• _Directions_
Copy each line of the entries that includes the word "mayor".

• _Document page data_

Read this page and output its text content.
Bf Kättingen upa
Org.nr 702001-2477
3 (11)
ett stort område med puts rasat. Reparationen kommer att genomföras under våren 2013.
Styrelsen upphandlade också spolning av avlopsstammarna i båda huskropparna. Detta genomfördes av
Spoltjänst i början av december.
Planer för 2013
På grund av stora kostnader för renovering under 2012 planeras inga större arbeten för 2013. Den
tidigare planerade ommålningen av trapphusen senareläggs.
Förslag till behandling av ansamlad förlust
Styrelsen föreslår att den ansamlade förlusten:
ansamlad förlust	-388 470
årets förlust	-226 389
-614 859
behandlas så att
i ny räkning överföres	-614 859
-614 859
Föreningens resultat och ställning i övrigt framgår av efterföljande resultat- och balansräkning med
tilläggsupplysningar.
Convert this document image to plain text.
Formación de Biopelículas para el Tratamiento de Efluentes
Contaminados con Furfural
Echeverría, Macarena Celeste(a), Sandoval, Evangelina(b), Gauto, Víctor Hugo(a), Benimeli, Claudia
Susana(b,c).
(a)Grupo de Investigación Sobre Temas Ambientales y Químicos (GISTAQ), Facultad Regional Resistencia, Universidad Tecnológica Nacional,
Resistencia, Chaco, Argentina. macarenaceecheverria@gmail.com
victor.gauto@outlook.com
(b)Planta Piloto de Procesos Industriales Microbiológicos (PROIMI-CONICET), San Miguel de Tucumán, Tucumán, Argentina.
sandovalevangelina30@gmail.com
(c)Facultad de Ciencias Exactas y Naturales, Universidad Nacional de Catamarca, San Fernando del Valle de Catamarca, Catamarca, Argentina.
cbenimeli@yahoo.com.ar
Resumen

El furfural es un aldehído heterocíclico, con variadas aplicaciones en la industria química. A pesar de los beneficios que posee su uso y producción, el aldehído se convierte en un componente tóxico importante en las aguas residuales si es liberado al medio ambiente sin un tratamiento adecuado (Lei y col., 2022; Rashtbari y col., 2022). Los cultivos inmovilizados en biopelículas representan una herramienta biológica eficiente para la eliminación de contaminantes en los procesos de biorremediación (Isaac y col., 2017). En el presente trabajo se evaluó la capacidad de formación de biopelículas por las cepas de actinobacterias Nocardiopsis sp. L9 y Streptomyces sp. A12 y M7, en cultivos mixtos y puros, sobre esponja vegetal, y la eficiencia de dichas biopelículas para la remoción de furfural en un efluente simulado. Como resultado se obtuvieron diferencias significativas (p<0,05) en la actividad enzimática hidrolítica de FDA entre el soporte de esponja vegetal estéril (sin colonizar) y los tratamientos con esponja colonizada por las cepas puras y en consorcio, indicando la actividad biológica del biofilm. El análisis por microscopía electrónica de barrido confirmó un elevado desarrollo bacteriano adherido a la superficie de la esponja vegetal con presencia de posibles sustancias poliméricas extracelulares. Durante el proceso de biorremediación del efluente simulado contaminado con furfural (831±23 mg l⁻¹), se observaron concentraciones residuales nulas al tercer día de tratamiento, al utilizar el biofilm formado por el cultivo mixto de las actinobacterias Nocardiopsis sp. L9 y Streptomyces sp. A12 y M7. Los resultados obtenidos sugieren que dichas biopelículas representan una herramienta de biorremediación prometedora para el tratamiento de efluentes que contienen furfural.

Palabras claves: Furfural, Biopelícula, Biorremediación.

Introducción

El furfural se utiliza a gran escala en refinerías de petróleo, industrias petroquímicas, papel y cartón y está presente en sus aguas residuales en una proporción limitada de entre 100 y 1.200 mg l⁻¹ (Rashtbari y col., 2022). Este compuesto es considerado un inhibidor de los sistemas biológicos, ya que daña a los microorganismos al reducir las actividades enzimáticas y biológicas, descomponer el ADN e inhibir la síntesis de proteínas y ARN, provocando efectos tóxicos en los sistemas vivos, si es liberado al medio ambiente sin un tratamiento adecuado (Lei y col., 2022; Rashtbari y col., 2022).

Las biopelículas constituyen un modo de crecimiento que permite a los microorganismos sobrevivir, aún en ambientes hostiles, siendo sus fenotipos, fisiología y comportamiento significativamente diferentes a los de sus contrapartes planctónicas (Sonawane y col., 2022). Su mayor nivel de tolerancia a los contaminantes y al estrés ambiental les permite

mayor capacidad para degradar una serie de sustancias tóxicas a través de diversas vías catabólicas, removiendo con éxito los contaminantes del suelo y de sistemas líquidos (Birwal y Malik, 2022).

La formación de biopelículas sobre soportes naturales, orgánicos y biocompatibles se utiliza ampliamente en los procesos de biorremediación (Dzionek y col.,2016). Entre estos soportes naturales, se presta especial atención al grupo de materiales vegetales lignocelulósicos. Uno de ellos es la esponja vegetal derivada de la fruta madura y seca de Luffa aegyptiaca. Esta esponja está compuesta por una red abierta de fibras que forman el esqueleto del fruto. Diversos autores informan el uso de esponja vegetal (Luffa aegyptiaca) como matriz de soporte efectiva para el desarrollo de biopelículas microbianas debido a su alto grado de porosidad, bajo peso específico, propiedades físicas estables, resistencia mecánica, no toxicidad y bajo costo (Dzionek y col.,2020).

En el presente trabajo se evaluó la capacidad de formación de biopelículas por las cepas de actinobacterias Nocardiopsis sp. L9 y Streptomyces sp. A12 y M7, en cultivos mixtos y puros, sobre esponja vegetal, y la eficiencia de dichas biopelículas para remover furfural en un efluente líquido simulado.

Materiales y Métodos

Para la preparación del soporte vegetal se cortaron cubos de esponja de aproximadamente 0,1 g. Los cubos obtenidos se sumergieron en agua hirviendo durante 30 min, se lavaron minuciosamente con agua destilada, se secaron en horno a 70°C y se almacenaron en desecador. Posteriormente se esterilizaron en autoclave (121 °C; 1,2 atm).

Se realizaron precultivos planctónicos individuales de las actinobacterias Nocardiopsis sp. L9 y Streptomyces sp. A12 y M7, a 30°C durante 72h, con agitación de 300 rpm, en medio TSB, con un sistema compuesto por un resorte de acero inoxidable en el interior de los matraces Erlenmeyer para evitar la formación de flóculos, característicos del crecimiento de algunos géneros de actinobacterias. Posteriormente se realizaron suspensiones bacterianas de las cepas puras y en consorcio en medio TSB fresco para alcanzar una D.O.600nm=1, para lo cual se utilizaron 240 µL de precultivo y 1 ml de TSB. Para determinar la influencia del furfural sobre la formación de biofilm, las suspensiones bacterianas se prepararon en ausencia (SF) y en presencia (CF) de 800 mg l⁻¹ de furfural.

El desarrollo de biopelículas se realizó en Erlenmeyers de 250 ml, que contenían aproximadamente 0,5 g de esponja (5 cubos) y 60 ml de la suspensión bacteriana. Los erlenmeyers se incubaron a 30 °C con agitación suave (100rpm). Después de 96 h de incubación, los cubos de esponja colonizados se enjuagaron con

• _Task output_
Las biopelículas constituyen un modo de crecimiento que permite a los microorganismos sobrevivir, aún en ambientes hostiles, siendo sus fenotipos, fisiología y comportamiento significativamente diferentes a los de sus contrapartes planctónicas (Sonawane y col., 2022). Su mayor nivel de tolerancia a los contaminantes y al estrés ambiental les permite
mayor capacidad para degradar una serie de sustancias tóxicas a través de diversas vías catabólicas, removiendo con éxito los contaminantes del suelo y de sistemas líquidos (Birwal y Malik, 2022).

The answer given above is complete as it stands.